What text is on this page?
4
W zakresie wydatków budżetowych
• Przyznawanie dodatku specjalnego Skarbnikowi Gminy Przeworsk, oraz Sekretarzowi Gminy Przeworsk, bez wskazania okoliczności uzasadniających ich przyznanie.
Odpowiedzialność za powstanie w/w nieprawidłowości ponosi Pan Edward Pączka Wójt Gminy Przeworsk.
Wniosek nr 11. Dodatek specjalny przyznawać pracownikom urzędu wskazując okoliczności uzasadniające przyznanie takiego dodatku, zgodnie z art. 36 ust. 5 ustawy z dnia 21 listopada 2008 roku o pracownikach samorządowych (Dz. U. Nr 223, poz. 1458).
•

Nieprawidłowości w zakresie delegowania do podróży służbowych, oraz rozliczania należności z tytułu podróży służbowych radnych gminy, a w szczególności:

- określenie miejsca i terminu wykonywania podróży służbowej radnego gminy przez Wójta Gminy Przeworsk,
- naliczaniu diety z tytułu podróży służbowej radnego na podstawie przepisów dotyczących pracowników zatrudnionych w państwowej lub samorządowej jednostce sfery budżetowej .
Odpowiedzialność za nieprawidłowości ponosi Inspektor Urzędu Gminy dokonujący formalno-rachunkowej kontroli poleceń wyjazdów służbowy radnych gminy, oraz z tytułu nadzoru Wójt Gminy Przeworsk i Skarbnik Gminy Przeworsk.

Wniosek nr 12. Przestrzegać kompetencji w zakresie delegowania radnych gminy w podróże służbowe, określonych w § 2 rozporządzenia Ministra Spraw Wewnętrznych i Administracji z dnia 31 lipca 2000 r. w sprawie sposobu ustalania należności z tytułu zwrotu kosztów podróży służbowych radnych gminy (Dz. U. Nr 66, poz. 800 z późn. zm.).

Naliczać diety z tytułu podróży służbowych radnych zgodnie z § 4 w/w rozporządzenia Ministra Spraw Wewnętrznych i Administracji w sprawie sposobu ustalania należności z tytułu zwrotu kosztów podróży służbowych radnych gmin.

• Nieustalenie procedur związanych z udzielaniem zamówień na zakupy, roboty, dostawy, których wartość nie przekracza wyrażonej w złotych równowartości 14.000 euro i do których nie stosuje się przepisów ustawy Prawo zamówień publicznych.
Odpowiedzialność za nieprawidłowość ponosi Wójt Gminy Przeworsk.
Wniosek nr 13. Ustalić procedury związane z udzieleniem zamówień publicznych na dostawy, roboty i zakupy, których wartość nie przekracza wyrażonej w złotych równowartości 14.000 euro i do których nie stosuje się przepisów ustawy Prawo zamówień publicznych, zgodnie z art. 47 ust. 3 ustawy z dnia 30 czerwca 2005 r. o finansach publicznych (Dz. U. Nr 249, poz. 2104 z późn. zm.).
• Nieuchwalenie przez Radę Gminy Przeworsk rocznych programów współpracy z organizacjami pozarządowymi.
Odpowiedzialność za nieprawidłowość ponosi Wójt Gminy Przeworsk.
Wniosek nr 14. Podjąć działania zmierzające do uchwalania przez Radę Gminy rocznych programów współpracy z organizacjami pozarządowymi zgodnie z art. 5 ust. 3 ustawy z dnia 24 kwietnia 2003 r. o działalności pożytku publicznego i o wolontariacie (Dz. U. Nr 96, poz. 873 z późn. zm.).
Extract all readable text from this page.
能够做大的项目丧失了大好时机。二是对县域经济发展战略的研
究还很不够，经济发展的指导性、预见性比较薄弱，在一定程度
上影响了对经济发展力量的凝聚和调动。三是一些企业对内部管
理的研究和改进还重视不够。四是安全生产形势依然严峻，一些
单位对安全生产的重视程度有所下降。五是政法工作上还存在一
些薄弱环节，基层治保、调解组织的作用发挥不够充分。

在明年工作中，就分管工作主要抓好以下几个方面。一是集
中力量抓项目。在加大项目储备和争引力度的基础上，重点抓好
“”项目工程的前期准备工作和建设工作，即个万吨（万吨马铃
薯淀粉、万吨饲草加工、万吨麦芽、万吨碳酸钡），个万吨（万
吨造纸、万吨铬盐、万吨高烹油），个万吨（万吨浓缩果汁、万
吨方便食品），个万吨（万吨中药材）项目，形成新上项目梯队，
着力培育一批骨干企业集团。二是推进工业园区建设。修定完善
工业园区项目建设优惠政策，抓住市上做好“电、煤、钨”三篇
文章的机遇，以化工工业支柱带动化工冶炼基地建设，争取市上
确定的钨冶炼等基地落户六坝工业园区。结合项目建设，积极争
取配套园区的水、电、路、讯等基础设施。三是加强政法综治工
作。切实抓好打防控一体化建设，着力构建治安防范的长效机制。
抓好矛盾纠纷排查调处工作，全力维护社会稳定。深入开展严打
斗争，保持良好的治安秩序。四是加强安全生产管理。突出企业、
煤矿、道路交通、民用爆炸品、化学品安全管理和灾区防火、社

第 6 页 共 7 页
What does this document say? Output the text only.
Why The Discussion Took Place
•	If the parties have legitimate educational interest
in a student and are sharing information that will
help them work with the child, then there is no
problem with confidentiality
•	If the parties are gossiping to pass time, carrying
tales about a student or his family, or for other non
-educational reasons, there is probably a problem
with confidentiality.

***

DO THIS => Repeat only what runs from the line holding "What does this" to the end of the data, keeping every line exactly as written, first and last included.

TASK SOLUTION =>
What does this document say? Output the text only.
Why The Discussion Took Place
•	If the parties have legitimate educational interest
in a student and are sharing information that will
help them work with the child, then there is no
problem with confidentiality
•	If the parties are gossiping to pass time, carrying
tales about a student or his family, or for other non
-educational reasons, there is probably a problem
with confidentiality.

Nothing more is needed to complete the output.